__The exercise__:
Work out the number of lines with the word "type" in the material below, then reply with that number only.

__Records shown__:
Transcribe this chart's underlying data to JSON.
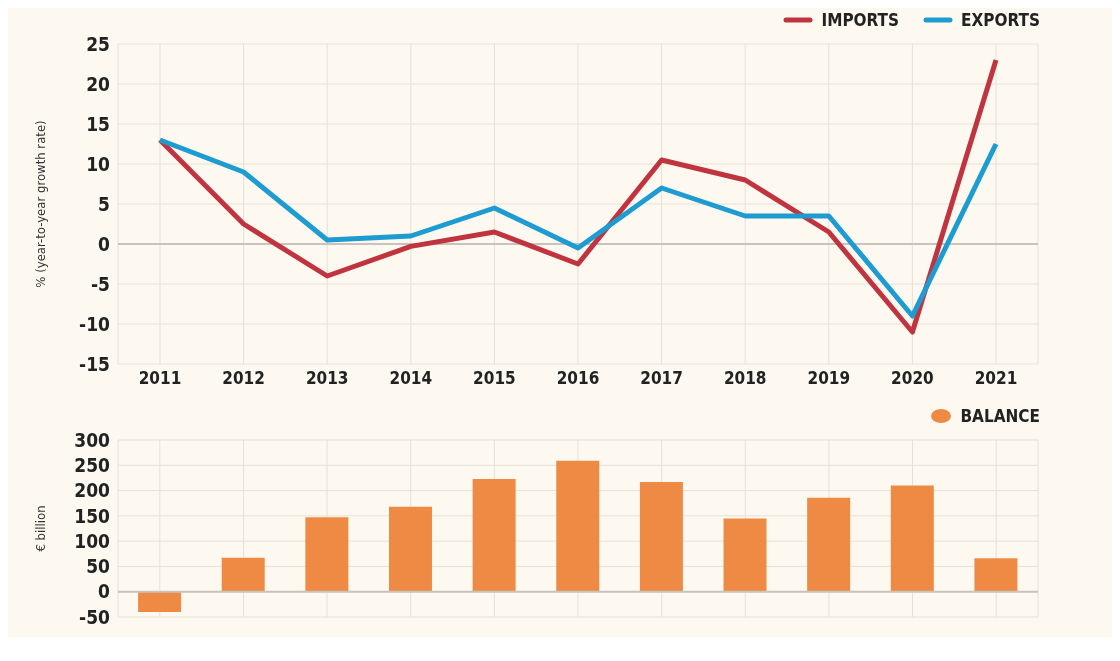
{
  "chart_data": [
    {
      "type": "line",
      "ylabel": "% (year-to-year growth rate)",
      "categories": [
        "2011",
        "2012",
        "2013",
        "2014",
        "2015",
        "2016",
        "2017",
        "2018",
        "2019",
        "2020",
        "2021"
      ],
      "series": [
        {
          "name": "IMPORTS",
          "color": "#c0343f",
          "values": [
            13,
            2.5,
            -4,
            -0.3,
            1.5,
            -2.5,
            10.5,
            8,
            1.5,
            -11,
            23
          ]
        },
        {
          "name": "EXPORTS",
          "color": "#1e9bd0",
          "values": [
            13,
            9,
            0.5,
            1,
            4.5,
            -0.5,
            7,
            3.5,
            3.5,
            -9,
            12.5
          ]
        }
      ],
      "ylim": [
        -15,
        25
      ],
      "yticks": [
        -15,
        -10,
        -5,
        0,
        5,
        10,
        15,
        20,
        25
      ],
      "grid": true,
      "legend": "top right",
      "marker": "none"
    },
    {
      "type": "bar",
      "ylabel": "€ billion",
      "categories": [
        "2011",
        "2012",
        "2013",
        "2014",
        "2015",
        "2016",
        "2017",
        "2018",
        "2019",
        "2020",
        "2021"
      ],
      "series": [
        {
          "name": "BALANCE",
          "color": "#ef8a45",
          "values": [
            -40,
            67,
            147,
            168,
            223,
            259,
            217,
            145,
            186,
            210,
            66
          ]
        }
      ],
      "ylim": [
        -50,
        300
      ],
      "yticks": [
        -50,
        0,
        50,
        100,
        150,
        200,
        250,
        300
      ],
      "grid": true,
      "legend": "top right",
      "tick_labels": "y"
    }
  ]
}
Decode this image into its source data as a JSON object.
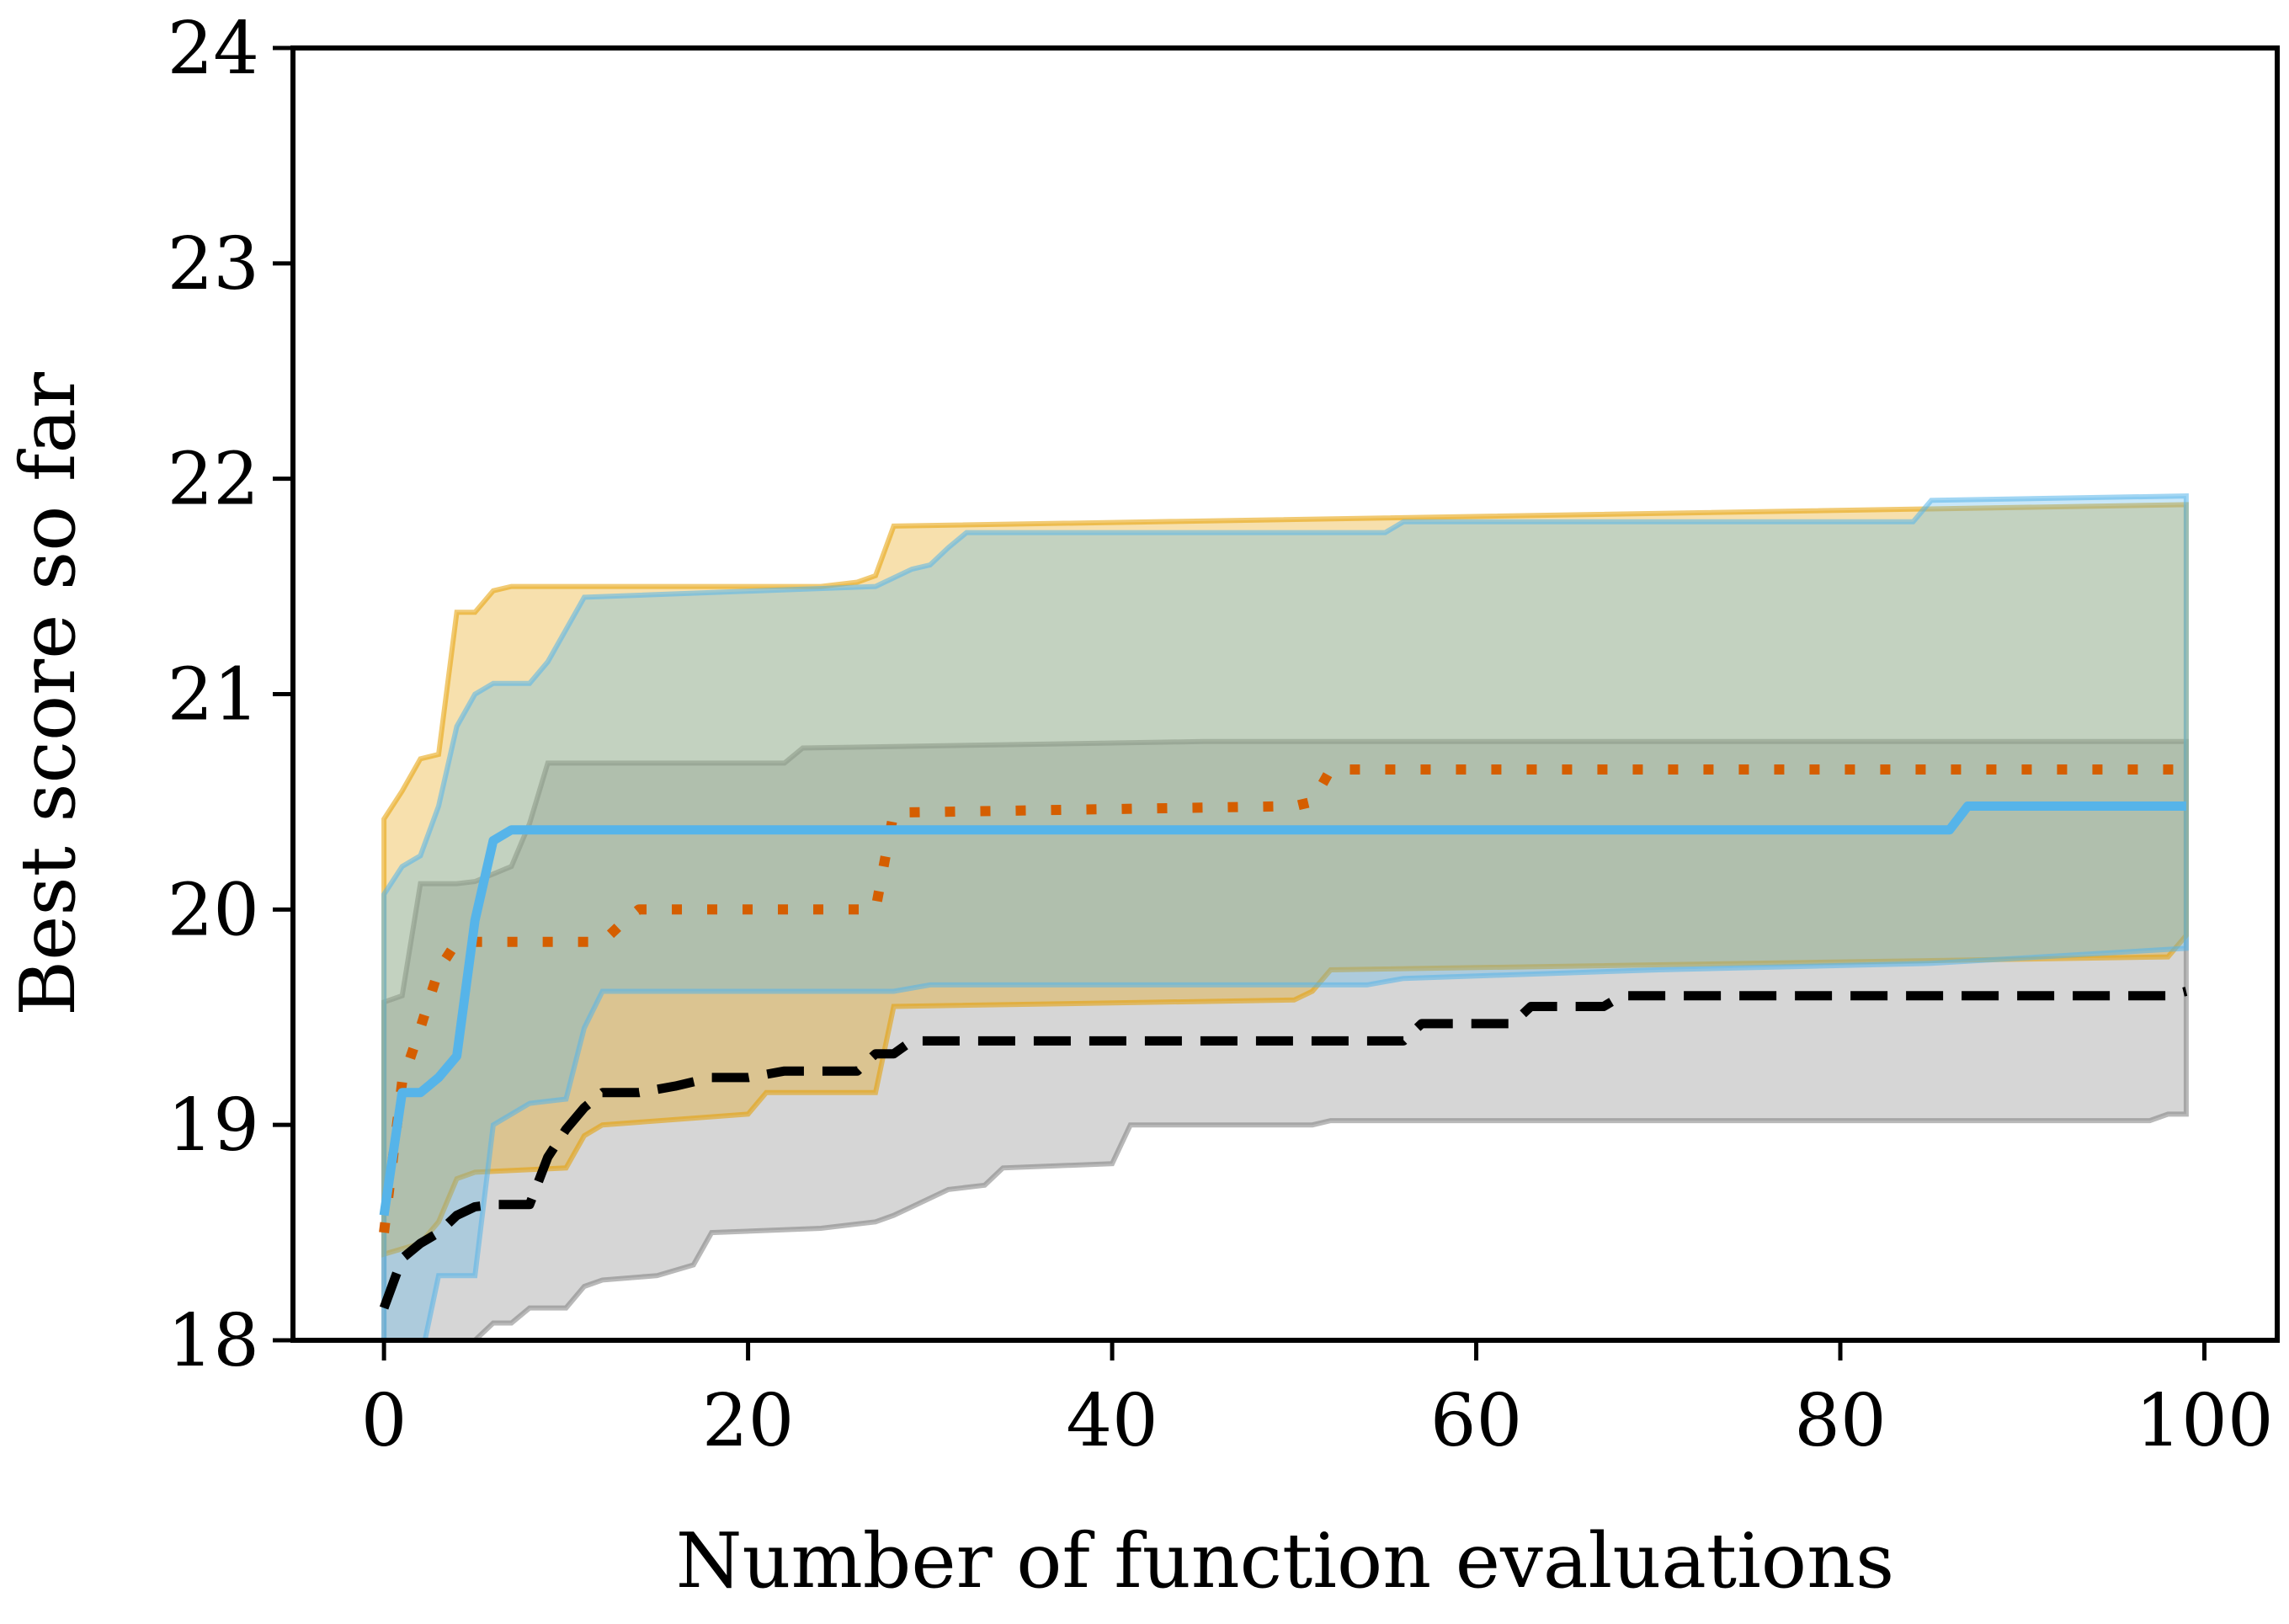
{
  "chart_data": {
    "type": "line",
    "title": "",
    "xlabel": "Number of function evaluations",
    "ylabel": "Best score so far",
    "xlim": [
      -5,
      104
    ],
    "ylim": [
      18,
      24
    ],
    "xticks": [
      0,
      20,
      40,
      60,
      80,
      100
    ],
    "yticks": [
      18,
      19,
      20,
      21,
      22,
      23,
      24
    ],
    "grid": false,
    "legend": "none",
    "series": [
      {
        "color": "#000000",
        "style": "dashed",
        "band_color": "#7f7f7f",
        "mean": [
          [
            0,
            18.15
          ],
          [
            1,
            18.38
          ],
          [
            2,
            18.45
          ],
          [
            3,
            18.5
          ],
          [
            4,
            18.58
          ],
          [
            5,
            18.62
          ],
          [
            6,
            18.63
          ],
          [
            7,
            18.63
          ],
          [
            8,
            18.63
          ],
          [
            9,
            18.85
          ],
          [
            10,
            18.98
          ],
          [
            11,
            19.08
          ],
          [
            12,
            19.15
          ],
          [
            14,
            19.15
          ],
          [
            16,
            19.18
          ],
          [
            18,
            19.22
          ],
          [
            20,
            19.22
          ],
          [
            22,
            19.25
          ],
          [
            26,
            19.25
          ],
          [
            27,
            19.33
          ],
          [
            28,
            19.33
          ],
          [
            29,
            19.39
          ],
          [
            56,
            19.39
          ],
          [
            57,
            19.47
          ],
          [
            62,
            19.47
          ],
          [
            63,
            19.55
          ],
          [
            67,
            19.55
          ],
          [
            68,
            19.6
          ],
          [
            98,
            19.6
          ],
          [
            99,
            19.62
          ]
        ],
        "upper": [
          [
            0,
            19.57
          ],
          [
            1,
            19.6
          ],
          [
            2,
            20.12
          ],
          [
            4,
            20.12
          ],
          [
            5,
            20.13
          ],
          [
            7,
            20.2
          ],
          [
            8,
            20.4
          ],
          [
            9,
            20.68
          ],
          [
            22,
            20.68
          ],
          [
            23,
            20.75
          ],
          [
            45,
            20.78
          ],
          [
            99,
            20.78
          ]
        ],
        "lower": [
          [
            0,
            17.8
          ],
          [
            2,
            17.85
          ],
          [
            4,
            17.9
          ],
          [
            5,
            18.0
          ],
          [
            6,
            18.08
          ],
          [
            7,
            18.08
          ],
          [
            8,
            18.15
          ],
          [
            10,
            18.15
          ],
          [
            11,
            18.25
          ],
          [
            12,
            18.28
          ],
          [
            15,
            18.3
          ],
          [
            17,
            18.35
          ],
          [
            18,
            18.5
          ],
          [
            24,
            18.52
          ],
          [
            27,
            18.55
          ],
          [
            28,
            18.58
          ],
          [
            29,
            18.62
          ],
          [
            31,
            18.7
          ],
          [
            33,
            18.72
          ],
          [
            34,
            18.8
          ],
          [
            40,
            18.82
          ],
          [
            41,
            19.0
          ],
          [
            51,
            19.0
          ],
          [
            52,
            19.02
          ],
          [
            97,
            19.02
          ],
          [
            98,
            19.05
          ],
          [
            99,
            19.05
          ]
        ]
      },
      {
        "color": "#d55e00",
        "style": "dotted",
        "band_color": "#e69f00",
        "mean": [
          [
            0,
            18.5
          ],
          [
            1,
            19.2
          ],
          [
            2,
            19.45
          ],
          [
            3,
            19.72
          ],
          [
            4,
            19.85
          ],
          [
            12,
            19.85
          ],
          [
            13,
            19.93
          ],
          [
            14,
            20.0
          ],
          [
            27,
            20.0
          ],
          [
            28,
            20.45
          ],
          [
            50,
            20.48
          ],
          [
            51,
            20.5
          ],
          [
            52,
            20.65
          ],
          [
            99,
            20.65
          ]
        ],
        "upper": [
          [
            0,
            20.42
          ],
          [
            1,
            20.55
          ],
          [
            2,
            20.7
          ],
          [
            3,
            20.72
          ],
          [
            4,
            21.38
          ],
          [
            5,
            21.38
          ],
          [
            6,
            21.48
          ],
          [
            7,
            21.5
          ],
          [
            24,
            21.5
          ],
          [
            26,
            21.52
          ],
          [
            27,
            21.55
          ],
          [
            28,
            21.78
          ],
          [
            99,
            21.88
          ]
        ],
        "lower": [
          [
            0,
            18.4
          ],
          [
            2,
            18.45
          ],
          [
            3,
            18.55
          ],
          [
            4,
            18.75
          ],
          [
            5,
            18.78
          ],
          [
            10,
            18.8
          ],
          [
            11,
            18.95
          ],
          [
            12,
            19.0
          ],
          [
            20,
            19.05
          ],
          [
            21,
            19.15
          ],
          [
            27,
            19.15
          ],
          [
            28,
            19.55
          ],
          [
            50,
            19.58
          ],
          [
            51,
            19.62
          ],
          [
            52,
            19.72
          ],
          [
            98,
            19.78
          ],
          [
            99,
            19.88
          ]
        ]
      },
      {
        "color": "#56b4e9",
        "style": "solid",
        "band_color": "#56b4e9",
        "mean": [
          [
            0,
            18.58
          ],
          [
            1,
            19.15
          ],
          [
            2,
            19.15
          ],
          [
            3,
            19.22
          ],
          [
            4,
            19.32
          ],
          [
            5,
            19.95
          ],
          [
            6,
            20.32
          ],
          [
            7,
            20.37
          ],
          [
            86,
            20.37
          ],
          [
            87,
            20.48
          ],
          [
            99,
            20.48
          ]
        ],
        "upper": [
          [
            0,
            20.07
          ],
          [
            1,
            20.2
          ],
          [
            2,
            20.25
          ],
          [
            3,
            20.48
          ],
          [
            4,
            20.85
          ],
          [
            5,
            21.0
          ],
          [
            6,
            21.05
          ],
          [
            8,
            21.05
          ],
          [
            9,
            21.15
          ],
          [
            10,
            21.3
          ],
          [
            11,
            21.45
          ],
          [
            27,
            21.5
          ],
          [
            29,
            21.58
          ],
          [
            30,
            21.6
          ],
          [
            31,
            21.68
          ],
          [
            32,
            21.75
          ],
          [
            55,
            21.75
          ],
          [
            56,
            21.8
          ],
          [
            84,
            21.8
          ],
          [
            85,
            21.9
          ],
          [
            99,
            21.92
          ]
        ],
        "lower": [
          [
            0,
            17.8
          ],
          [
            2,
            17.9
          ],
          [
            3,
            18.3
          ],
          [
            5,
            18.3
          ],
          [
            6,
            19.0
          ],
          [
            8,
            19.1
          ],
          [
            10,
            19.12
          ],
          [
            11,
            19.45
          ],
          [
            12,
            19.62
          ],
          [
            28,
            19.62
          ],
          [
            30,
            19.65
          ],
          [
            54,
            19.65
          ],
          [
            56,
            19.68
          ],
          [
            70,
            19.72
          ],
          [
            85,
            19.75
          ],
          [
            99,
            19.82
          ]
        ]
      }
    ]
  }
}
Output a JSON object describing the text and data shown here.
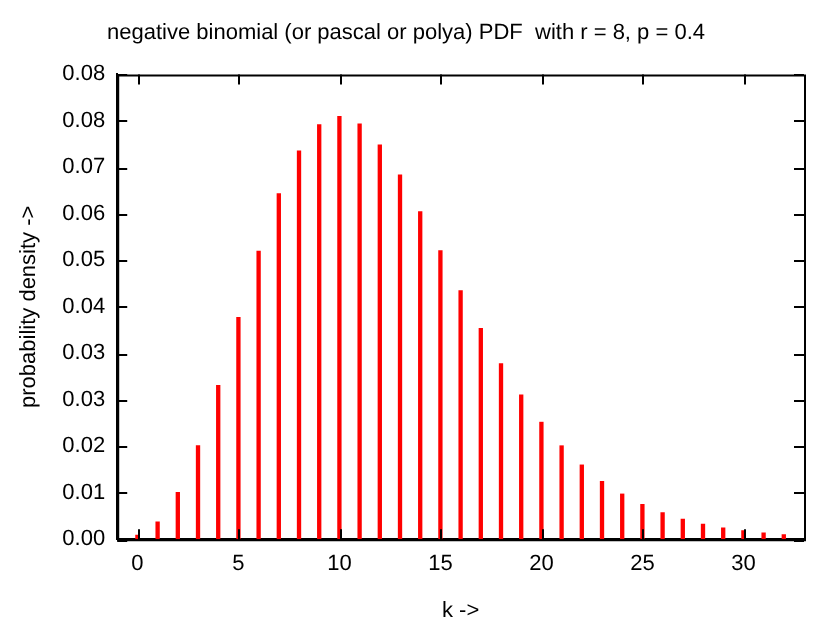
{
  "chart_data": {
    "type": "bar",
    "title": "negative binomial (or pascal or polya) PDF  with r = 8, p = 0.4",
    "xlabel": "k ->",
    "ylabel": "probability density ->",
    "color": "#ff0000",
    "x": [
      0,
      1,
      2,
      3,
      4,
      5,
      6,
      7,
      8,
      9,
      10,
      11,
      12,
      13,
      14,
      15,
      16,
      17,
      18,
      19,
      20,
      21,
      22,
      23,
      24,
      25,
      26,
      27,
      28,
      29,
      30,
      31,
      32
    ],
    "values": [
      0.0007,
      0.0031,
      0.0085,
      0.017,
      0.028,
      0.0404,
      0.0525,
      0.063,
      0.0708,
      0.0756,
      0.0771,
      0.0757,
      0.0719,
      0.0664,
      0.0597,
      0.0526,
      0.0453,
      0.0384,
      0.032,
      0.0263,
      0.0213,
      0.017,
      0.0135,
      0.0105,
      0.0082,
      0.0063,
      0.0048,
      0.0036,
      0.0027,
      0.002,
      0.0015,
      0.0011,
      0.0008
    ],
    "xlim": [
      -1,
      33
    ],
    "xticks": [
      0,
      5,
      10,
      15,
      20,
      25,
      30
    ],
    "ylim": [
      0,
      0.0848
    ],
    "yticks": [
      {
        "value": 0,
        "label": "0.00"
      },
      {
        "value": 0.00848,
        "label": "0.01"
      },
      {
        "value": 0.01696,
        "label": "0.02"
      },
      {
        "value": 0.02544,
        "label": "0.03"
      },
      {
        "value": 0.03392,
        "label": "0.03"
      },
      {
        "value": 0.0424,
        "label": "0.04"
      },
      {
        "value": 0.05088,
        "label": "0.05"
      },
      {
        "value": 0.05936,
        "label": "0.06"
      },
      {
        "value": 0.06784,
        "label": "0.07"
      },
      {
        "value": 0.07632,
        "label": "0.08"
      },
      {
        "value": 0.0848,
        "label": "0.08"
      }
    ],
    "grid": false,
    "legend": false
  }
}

__Solution to this problem__:
4